Document passage:
-- Begin --

The Truth Behind Today’s Dismal U.S. Jobs Report
Now, this is very important and I want all my readers to know about it…
The Bureau reported that the underemployment rate (which includes people who have given up looking for work and people who want full-time jobs but who can only get part-time jobs) was at 14.4% in January—the same rate it was way back in November 2012 (seasonally adjusted). To me, this shows absolutely no improvement in the unemployment situation in this country!
And jobs created in the U.S. economy continue to be in the low-paying retail and service industries. Job growth in the low-paying sectors! In February of 2010, the unemployment rate for the wholesale and retail trade sector was 10%. By December of 2012, it declined to seven percent—that’s where the jobs are being created. (Source: Federal Reserve Bank of St. Louis, last accessed February 1, 2013.)
The jobs market in the U.S. economy is tormented. For the year of 2012, the average monthly jobs growth was 181,000. But, as most economists will tell you, the U.S. economy needs jobs growth of 250,000 per month for the economy to see any improvement. (Source: Reuters, February 1, 2013.)
It’s obvious there are still many troubled spots in the jobs market of the U.S. economy. If they are not fixed soon, they will drive the U.S. economy into further deterioration. It is startling to know that 38.1% of all those unemployed in the U.S. economy have been without work for 27 weeks or more.
If this goes on for much longer, the U.S. economy will go through another set of troubles. A couple of days ago we learned that the U.S. economy actually contracted in the fourth quarter of 2012 for the first time in three and half years. As I write below, consumer confidence is breaking down to 2011 levels! But let’s not fear; the stock market is rising (I’m being sarcastic, of course).
Consumer confidence should be followed closely, as it gives investors an idea about consumer spending and where the U.S. economy might be heading. When consumer confidence rises, it means U.S. citizens feel good about spending. Consumer spending accounts for about 70% of U.S. gross domestic product (GDP).
Unfortunately, consumer confidence in the U.S. economy is plummeting—the last thing you want to see when you are looking for economic growth.
U.S. consumer confidence fell drastically in January. The Conference Board, which tracks the Consumer Confidence Index by conducting a monthly survey, reported that the index declined to a level of 58.6 in January from 66.7 in December of 2012—a drop of 12% over a one-month period. (Source: The Conference Board, January 29, 2013). The Consumer Confidence Index is at its lowest level since November of 2011!

-- End --

Problem 1: Transcribe the part of the jobs report that opens with the words containing "It’s obvious there" and closes with "weeks or more.".
The records below are unrelated to the jobs report.

Dataset records:
-- Begin --

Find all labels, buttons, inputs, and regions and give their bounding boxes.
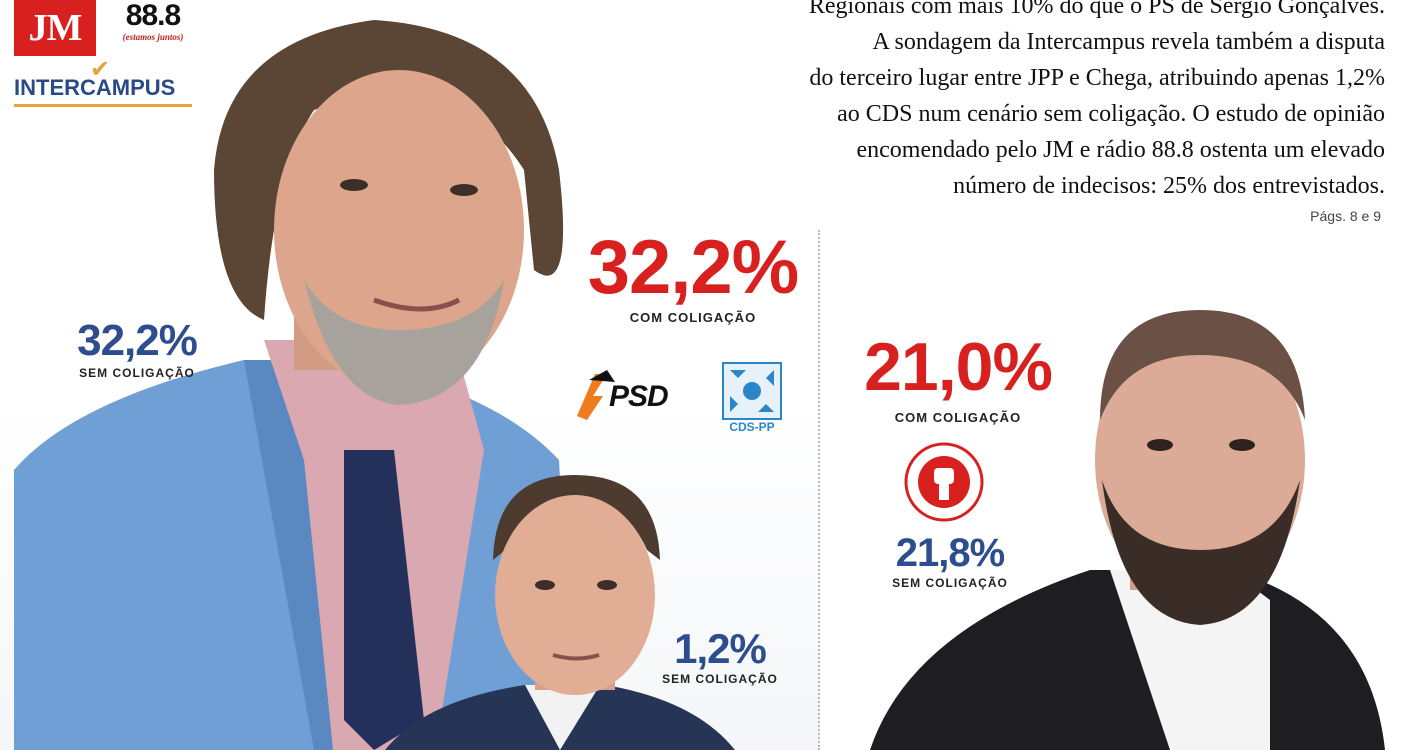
ps-com-coligacao-result: 21,0% COM COLIGAÇÃO xyxy=(848,330,1068,425)
article-line: ao CDS num cenário sem coligação. O estu… xyxy=(837,101,1385,127)
intercampus-label: INTERCAMPUS xyxy=(14,75,176,100)
psd-com-coligacao-result: 32,2% COM COLIGAÇÃO xyxy=(580,225,806,326)
jm-logo: JM xyxy=(14,0,96,56)
psd-com-label: COM COLIGAÇÃO xyxy=(629,310,757,325)
candidate-photo-right xyxy=(870,310,1385,750)
radio-88-logo: 88.8 (estamos juntos) xyxy=(112,0,194,56)
cds-arrows-icon xyxy=(722,362,782,420)
ps-sem-label: SEM COLIGAÇÃO xyxy=(892,576,1008,590)
psd-logo: PSD xyxy=(573,366,701,422)
article-line: A sondagem da Intercampus revela também … xyxy=(872,29,1386,55)
article-text: Regionais com mais 10% do que o PS de Sé… xyxy=(625,0,1385,204)
article-line: número de indecisos: 25% dos entrevistad… xyxy=(953,173,1385,199)
check-icon: ✔ xyxy=(90,56,111,83)
cds-sem-coligacao-result: 1,2% SEM COLIGAÇÃO xyxy=(660,625,780,687)
psd-arrow-icon xyxy=(577,370,615,420)
candidate-illustration-center xyxy=(385,475,735,750)
radio-number: 88.8 xyxy=(125,0,181,32)
ps-sem-value: 21,8% xyxy=(895,531,1005,575)
ps-com-label: COM COLIGAÇÃO xyxy=(894,410,1022,425)
candidate-illustration-right xyxy=(870,310,1385,750)
candidate-photo-center xyxy=(385,470,735,750)
candidate-illustration-left xyxy=(14,20,574,750)
candidate-photo-left xyxy=(14,0,574,750)
cds-sem-value: 1,2% xyxy=(674,625,767,672)
intercampus-logo: ✔ INTERCAMPUS xyxy=(14,56,192,107)
psd-sem-value: 32,2% xyxy=(77,316,198,365)
article-line: encomendado pelo JM e rádio 88.8 ostenta… xyxy=(856,137,1385,163)
psd-sem-label: SEM COLIGAÇÃO xyxy=(79,366,195,380)
ps-sem-coligacao-result: 21,8% SEM COLIGAÇÃO xyxy=(885,530,1015,590)
radio-tagline: (estamos juntos) xyxy=(122,32,184,42)
cds-pp-logo: CDS-PP xyxy=(720,362,784,436)
psd-com-value: 32,2% xyxy=(587,225,800,310)
psd-sem-coligacao-result: 32,2% SEM COLIGAÇÃO xyxy=(72,316,202,380)
fist-rose-icon xyxy=(904,442,984,522)
psd-label: PSD xyxy=(609,380,669,413)
column-divider xyxy=(818,230,820,750)
page-reference: Págs. 8 e 9 xyxy=(1310,208,1381,224)
ps-logo xyxy=(904,442,984,522)
article-line: Regionais com mais 10% do que o PS de Sé… xyxy=(808,0,1385,19)
ps-com-value: 21,0% xyxy=(864,329,1053,405)
cds-sem-label: SEM COLIGAÇÃO xyxy=(662,672,778,686)
cds-pp-label: CDS-PP xyxy=(729,420,775,434)
article-line: do terceiro lugar entre JPP e Chega, atr… xyxy=(809,65,1385,91)
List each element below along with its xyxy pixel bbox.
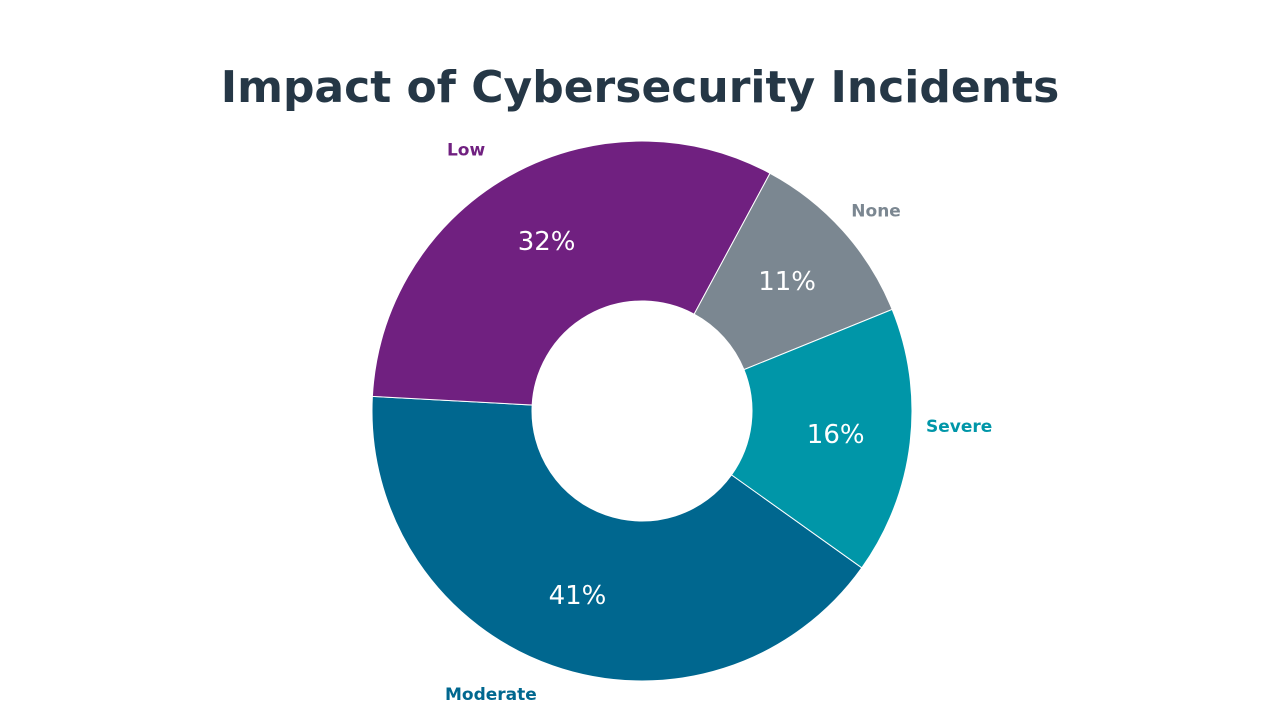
value-label-low: 32% <box>518 227 576 257</box>
slice-severe <box>730 308 913 569</box>
category-label-low: Low <box>447 140 486 160</box>
category-label-moderate: Moderate <box>445 685 537 705</box>
value-label-severe: 16% <box>807 420 865 450</box>
value-label-moderate: 41% <box>549 581 607 611</box>
chart-title: Impact of Cybersecurity Incidents <box>220 62 1060 113</box>
donut-slices <box>371 140 913 682</box>
slice-none <box>693 172 893 371</box>
category-label-severe: Severe <box>926 417 992 437</box>
slice-low <box>371 140 771 406</box>
slice-moderate <box>371 395 863 682</box>
donut-labels: 41% Moderate 32% Low 11% None 16% Severe <box>445 140 992 705</box>
value-label-none: 11% <box>758 267 816 297</box>
category-label-none: None <box>851 202 901 222</box>
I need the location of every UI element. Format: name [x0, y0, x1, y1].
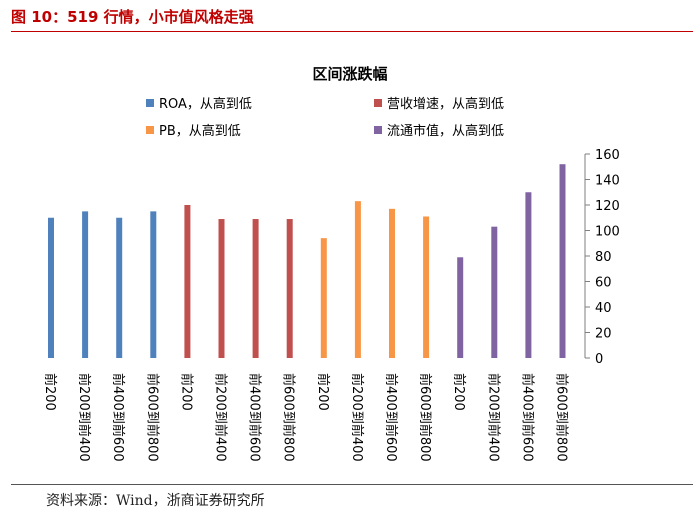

-- End --

Problem 2: Please rewrite the part of the records that opens with the line containing "value-label-low: 32% <box>518" and closes with the line containing "slice-none <box>693 172 893 371</box>", replacing "chart-title" with "chart-heading" and leaving all else unchanged.

Task answer 1:
It’s obvious there are still many troubled spots in the jobs market of the U.S. economy. If they are not fixed soon, they will drive the U.S. economy into further deterioration. It is startling to know that 38.1% of all those unemployed in the U.S. economy have been without work for 27 weeks or more.

Task answer 2:
value-label-low: 32% <box>518 227 576 257</box>
slice-severe <box>730 308 913 569</box>
category-label-low: Low <box>447 140 486 160</box>
category-label-moderate: Moderate <box>445 685 537 705</box>
value-label-severe: 16% <box>807 420 865 450</box>
value-label-moderate: 41% <box>549 581 607 611</box>
chart-heading: Impact of Cybersecurity Incidents <box>220 62 1060 113</box>
donut-slices <box>371 140 913 682</box>
slice-none <box>693 172 893 371</box>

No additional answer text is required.